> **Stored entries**
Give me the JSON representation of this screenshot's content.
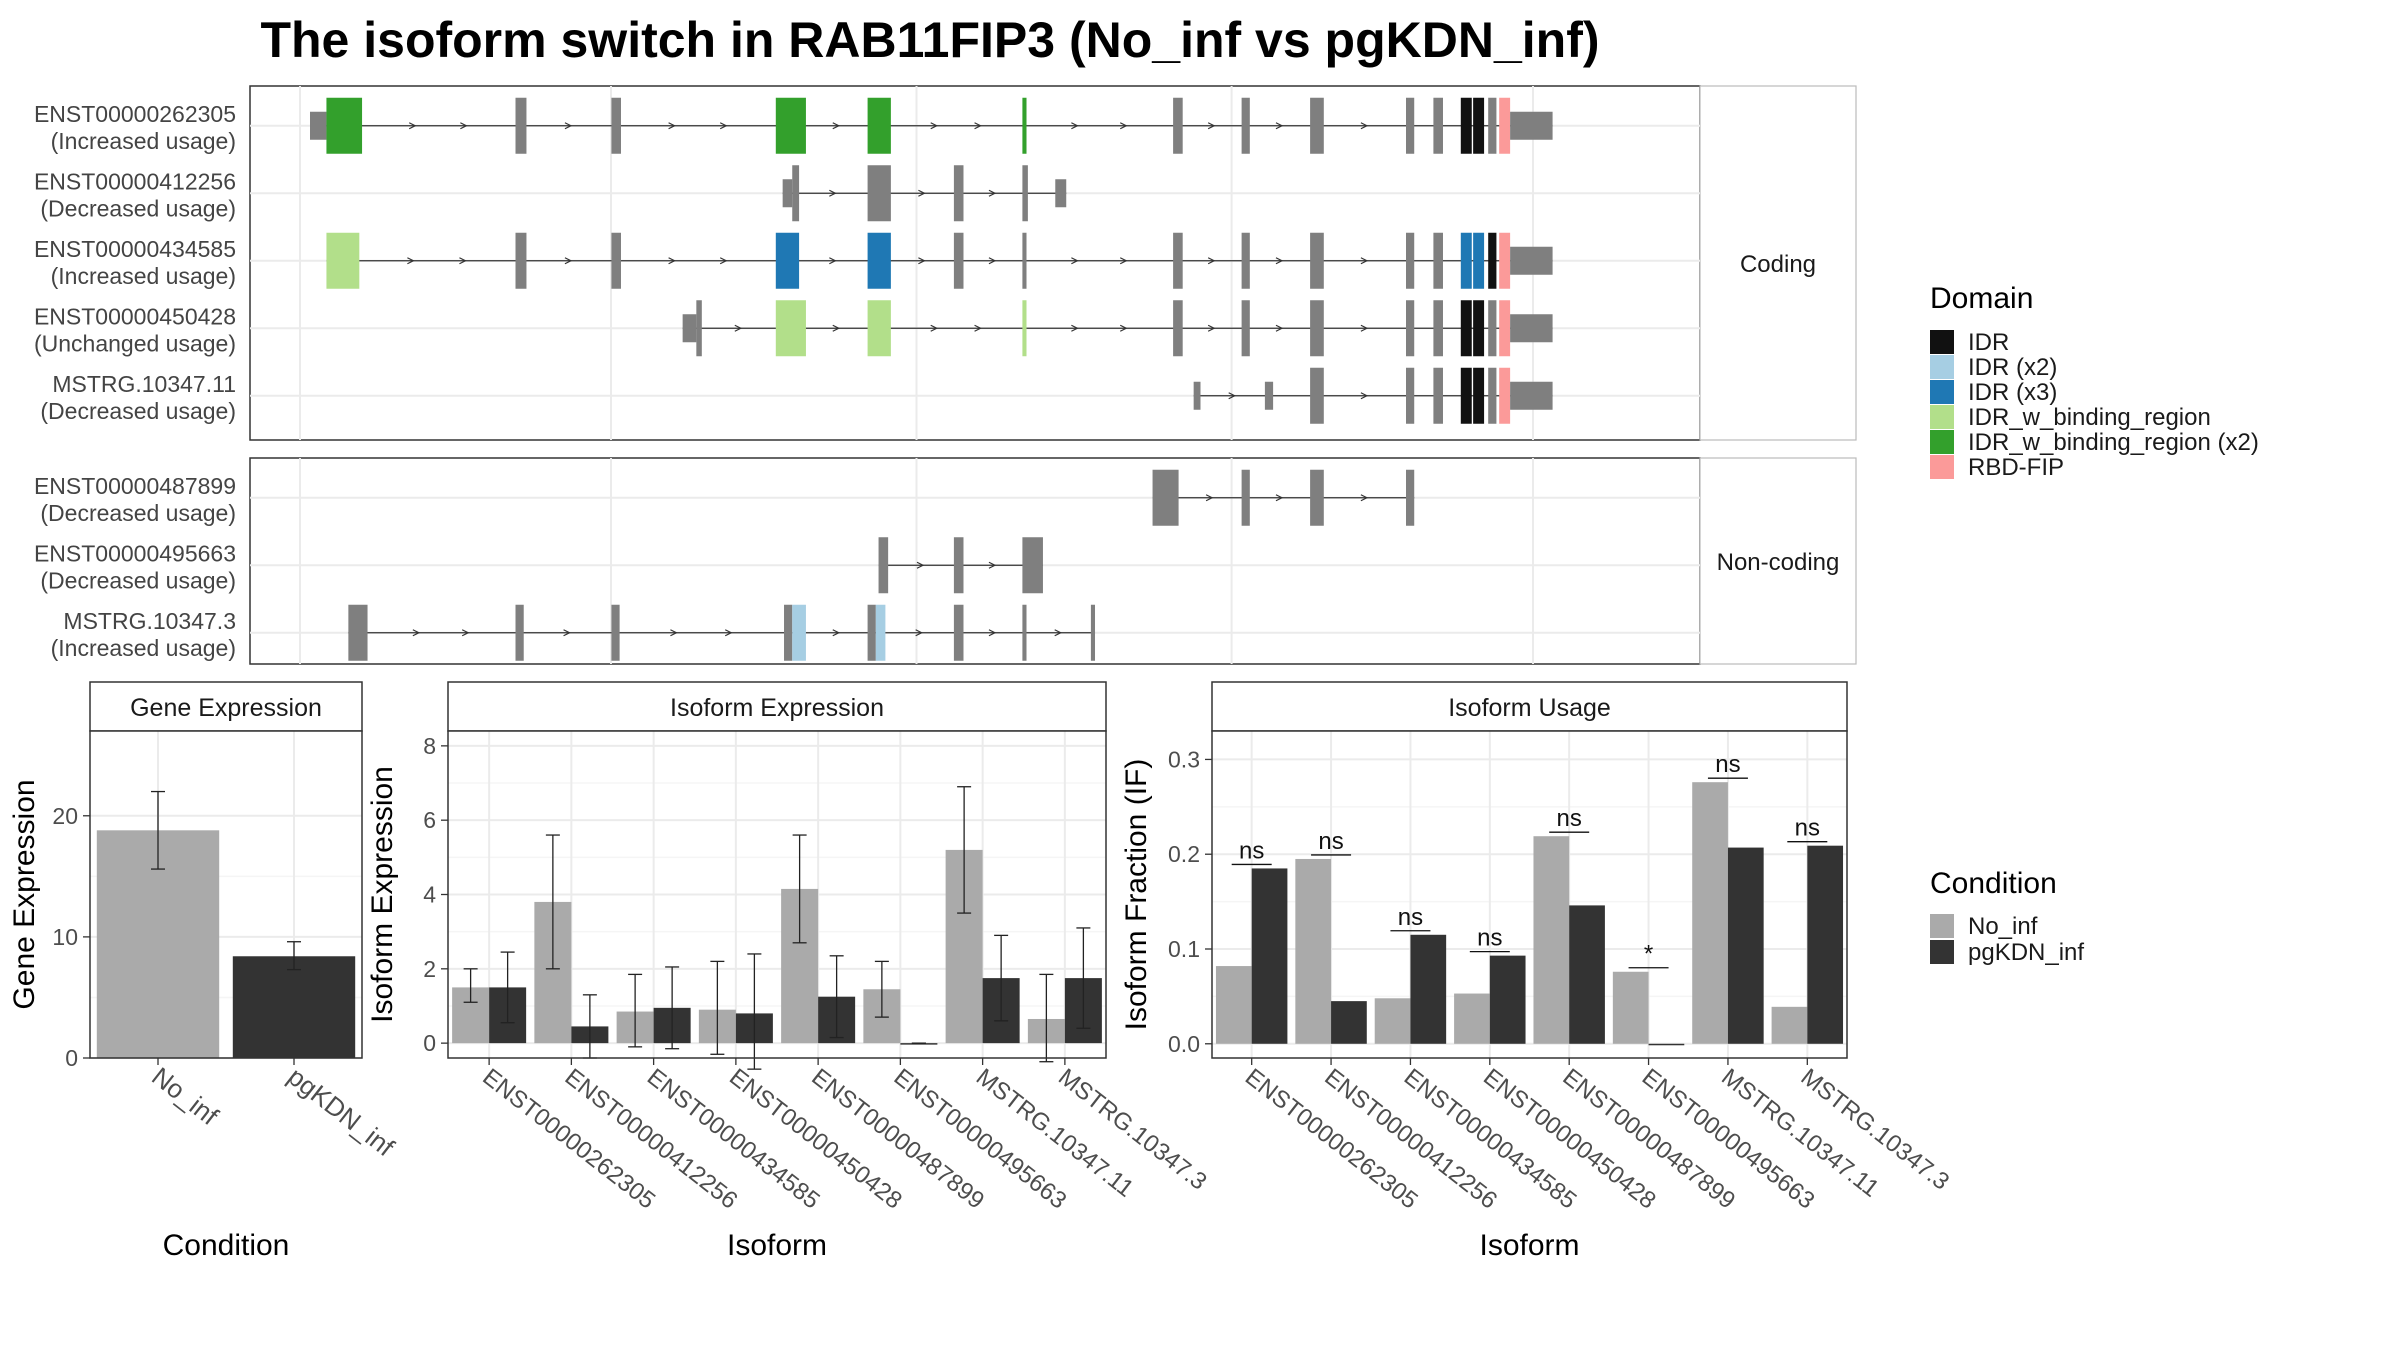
{
  "figure": {
    "title": "The isoform switch in RAB11FIP3 (No_inf vs pgKDN_inf)"
  },
  "colors": {
    "exon": "#7f7f7f",
    "no_inf": "#aaaaaa",
    "pgkdn_inf": "#333333",
    "panel_border": "#333333",
    "strip_bg": "#ffffff",
    "grid": "#ebebeb"
  },
  "structure": {
    "coding_label": "Coding",
    "noncoding_label": "Non-coding",
    "coding": [
      {
        "id": "ENST00000262305",
        "usage": "(Increased usage)",
        "start": 0.0,
        "end": 0.92,
        "exons": [
          [
            0.0,
            0.012,
            "s"
          ],
          [
            0.012,
            0.038,
            "IDR_w_binding_region (x2)"
          ],
          [
            0.15,
            0.158,
            "n"
          ],
          [
            0.22,
            0.227,
            "n"
          ],
          [
            0.34,
            0.362,
            "IDR_w_binding_region (x2)"
          ],
          [
            0.407,
            0.424,
            "IDR_w_binding_region (x2)"
          ],
          [
            0.52,
            0.523,
            "IDR_w_binding_region (x2)"
          ],
          [
            0.63,
            0.637,
            "n"
          ],
          [
            0.68,
            0.686,
            "n"
          ],
          [
            0.73,
            0.74,
            "n"
          ],
          [
            0.8,
            0.806,
            "n"
          ],
          [
            0.82,
            0.827,
            "n"
          ],
          [
            0.84,
            0.848,
            "IDR"
          ],
          [
            0.849,
            0.857,
            "IDR"
          ],
          [
            0.86,
            0.866,
            "n"
          ],
          [
            0.868,
            0.876,
            "RBD-FIP"
          ],
          [
            0.876,
            0.907,
            "s"
          ]
        ]
      },
      {
        "id": "ENST00000412256",
        "usage": "(Decreased usage)",
        "start": 0.345,
        "end": 0.53,
        "exons": [
          [
            0.345,
            0.352,
            "s"
          ],
          [
            0.352,
            0.357,
            "n"
          ],
          [
            0.407,
            0.424,
            "n"
          ],
          [
            0.47,
            0.477,
            "n"
          ],
          [
            0.52,
            0.524,
            "n"
          ],
          [
            0.544,
            0.552,
            "s"
          ]
        ]
      },
      {
        "id": "ENST00000434585",
        "usage": "(Increased usage)",
        "start": 0.012,
        "end": 0.92,
        "exons": [
          [
            0.012,
            0.036,
            "IDR_w_binding_region"
          ],
          [
            0.15,
            0.158,
            "n"
          ],
          [
            0.22,
            0.227,
            "n"
          ],
          [
            0.34,
            0.357,
            "IDR (x3)"
          ],
          [
            0.407,
            0.424,
            "IDR (x3)"
          ],
          [
            0.47,
            0.477,
            "n"
          ],
          [
            0.52,
            0.523,
            "n"
          ],
          [
            0.63,
            0.637,
            "n"
          ],
          [
            0.68,
            0.686,
            "n"
          ],
          [
            0.73,
            0.74,
            "n"
          ],
          [
            0.8,
            0.806,
            "n"
          ],
          [
            0.82,
            0.827,
            "n"
          ],
          [
            0.84,
            0.848,
            "IDR (x3)"
          ],
          [
            0.849,
            0.857,
            "IDR (x3)"
          ],
          [
            0.86,
            0.866,
            "IDR"
          ],
          [
            0.868,
            0.876,
            "RBD-FIP"
          ],
          [
            0.876,
            0.907,
            "s"
          ]
        ]
      },
      {
        "id": "ENST00000450428",
        "usage": "(Unchanged usage)",
        "start": 0.28,
        "end": 0.92,
        "exons": [
          [
            0.272,
            0.282,
            "s"
          ],
          [
            0.282,
            0.286,
            "n"
          ],
          [
            0.34,
            0.362,
            "IDR_w_binding_region"
          ],
          [
            0.407,
            0.424,
            "IDR_w_binding_region"
          ],
          [
            0.52,
            0.523,
            "IDR_w_binding_region"
          ],
          [
            0.63,
            0.637,
            "n"
          ],
          [
            0.68,
            0.686,
            "n"
          ],
          [
            0.73,
            0.74,
            "n"
          ],
          [
            0.8,
            0.806,
            "n"
          ],
          [
            0.82,
            0.827,
            "n"
          ],
          [
            0.84,
            0.848,
            "IDR"
          ],
          [
            0.849,
            0.857,
            "IDR"
          ],
          [
            0.86,
            0.866,
            "n"
          ],
          [
            0.868,
            0.876,
            "RBD-FIP"
          ],
          [
            0.876,
            0.907,
            "s"
          ]
        ]
      },
      {
        "id": "MSTRG.10347.11",
        "usage": "(Decreased usage)",
        "start": 0.645,
        "end": 0.92,
        "exons": [
          [
            0.645,
            0.65,
            "s"
          ],
          [
            0.697,
            0.703,
            "s"
          ],
          [
            0.73,
            0.74,
            "n"
          ],
          [
            0.8,
            0.806,
            "n"
          ],
          [
            0.82,
            0.827,
            "n"
          ],
          [
            0.84,
            0.848,
            "IDR"
          ],
          [
            0.849,
            0.857,
            "IDR"
          ],
          [
            0.86,
            0.866,
            "n"
          ],
          [
            0.868,
            0.876,
            "RBD-FIP"
          ],
          [
            0.876,
            0.907,
            "s"
          ]
        ]
      }
    ],
    "noncoding": [
      {
        "id": "ENST00000487899",
        "usage": "(Decreased usage)",
        "start": 0.615,
        "end": 0.8,
        "exons": [
          [
            0.615,
            0.634,
            "n"
          ],
          [
            0.68,
            0.686,
            "n"
          ],
          [
            0.73,
            0.74,
            "n"
          ],
          [
            0.8,
            0.806,
            "n"
          ]
        ]
      },
      {
        "id": "ENST00000495663",
        "usage": "(Decreased usage)",
        "start": 0.415,
        "end": 0.53,
        "exons": [
          [
            0.415,
            0.422,
            "n"
          ],
          [
            0.47,
            0.477,
            "n"
          ],
          [
            0.52,
            0.535,
            "n"
          ]
        ]
      },
      {
        "id": "MSTRG.10347.3",
        "usage": "(Increased usage)",
        "start": 0.028,
        "end": 0.57,
        "exons": [
          [
            0.028,
            0.042,
            "n"
          ],
          [
            0.15,
            0.156,
            "n"
          ],
          [
            0.22,
            0.226,
            "n"
          ],
          [
            0.346,
            0.352,
            "n"
          ],
          [
            0.352,
            0.362,
            "IDR (x2)"
          ],
          [
            0.407,
            0.413,
            "n"
          ],
          [
            0.413,
            0.42,
            "IDR (x2)"
          ],
          [
            0.47,
            0.477,
            "n"
          ],
          [
            0.52,
            0.523,
            "n"
          ],
          [
            0.57,
            0.573,
            "n"
          ]
        ]
      }
    ]
  },
  "domain_legend": {
    "title": "Domain",
    "items": [
      {
        "label": "IDR",
        "color": "#111111"
      },
      {
        "label": "IDR (x2)",
        "color": "#a6cee3"
      },
      {
        "label": "IDR (x3)",
        "color": "#1f78b4"
      },
      {
        "label": "IDR_w_binding_region",
        "color": "#b2df8a"
      },
      {
        "label": "IDR_w_binding_region (x2)",
        "color": "#33a02c"
      },
      {
        "label": "RBD-FIP",
        "color": "#fb9a99"
      }
    ]
  },
  "condition_legend": {
    "title": "Condition",
    "items": [
      {
        "label": "No_inf",
        "color": "#aaaaaa"
      },
      {
        "label": "pgKDN_inf",
        "color": "#333333"
      }
    ]
  },
  "chart_data": [
    {
      "type": "bar",
      "strip": "Gene Expression",
      "xlabel": "Condition",
      "ylabel": "Gene Expression",
      "ylim": [
        0,
        27
      ],
      "yticks": [
        0,
        10,
        20
      ],
      "categories": [
        "No_inf",
        "pgKDN_inf"
      ],
      "values": [
        18.8,
        8.4
      ],
      "errors": [
        [
          15.6,
          22.0
        ],
        [
          7.3,
          9.6
        ]
      ]
    },
    {
      "type": "bar",
      "strip": "Isoform Expression",
      "xlabel": "Isoform",
      "ylabel": "Isoform Expression",
      "ylim": [
        -0.4,
        8.4
      ],
      "yticks": [
        0,
        2,
        4,
        6,
        8
      ],
      "categories": [
        "ENST00000262305",
        "ENST00000412256",
        "ENST00000434585",
        "ENST00000450428",
        "ENST00000487899",
        "ENST00000495663",
        "MSTRG.10347.11",
        "MSTRG.10347.3"
      ],
      "series": [
        {
          "name": "No_inf",
          "values": [
            1.5,
            3.8,
            0.85,
            0.9,
            4.15,
            1.45,
            5.2,
            0.65
          ],
          "errors": [
            [
              1.1,
              2.0
            ],
            [
              2.0,
              5.6
            ],
            [
              -0.1,
              1.85
            ],
            [
              -0.3,
              2.2
            ],
            [
              2.7,
              5.6
            ],
            [
              0.7,
              2.2
            ],
            [
              3.5,
              6.9
            ],
            [
              -0.5,
              1.85
            ]
          ]
        },
        {
          "name": "pgKDN_inf",
          "values": [
            1.5,
            0.45,
            0.95,
            0.8,
            1.25,
            0.0,
            1.75,
            1.75
          ],
          "errors": [
            [
              0.55,
              2.45
            ],
            [
              -0.4,
              1.3
            ],
            [
              -0.15,
              2.05
            ],
            [
              -0.7,
              2.4
            ],
            [
              0.15,
              2.35
            ],
            [
              0.0,
              0.0
            ],
            [
              0.6,
              2.9
            ],
            [
              0.4,
              3.1
            ]
          ]
        }
      ]
    },
    {
      "type": "bar",
      "strip": "Isoform Usage",
      "xlabel": "Isoform",
      "ylabel": "Isoform Fraction (IF)",
      "ylim": [
        -0.015,
        0.33
      ],
      "yticks": [
        0.0,
        0.1,
        0.2,
        0.3
      ],
      "categories": [
        "ENST00000262305",
        "ENST00000412256",
        "ENST00000434585",
        "ENST00000450428",
        "ENST00000487899",
        "ENST00000495663",
        "MSTRG.10347.11",
        "MSTRG.10347.3"
      ],
      "series": [
        {
          "name": "No_inf",
          "values": [
            0.082,
            0.195,
            0.048,
            0.053,
            0.219,
            0.076,
            0.276,
            0.039
          ]
        },
        {
          "name": "pgKDN_inf",
          "values": [
            0.185,
            0.045,
            0.115,
            0.093,
            0.146,
            0.0,
            0.207,
            0.209
          ]
        }
      ],
      "significance": [
        "ns",
        "ns",
        "ns",
        "ns",
        "ns",
        "*",
        "ns",
        "ns"
      ]
    }
  ]
}
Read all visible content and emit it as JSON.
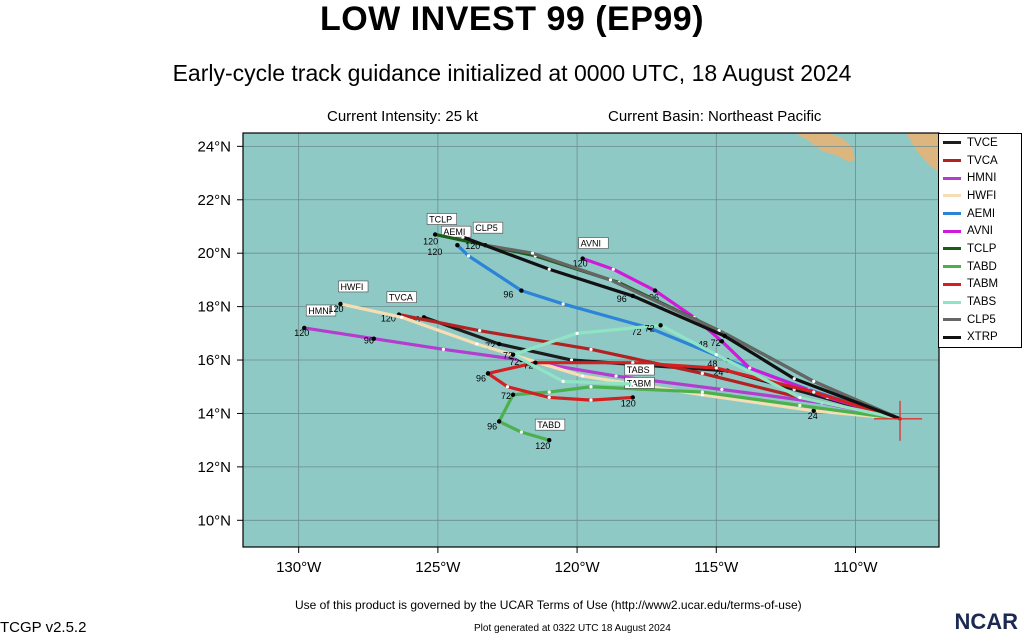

> **What to work on**
In the entries above, locate every line with the word "title" and copy it.

> **Answer**
    "title": "The isoform switch in RAB11FIP3 (No_inf vs pgKDN_inf)"
    "title": "Domain",
    "title": "Condition",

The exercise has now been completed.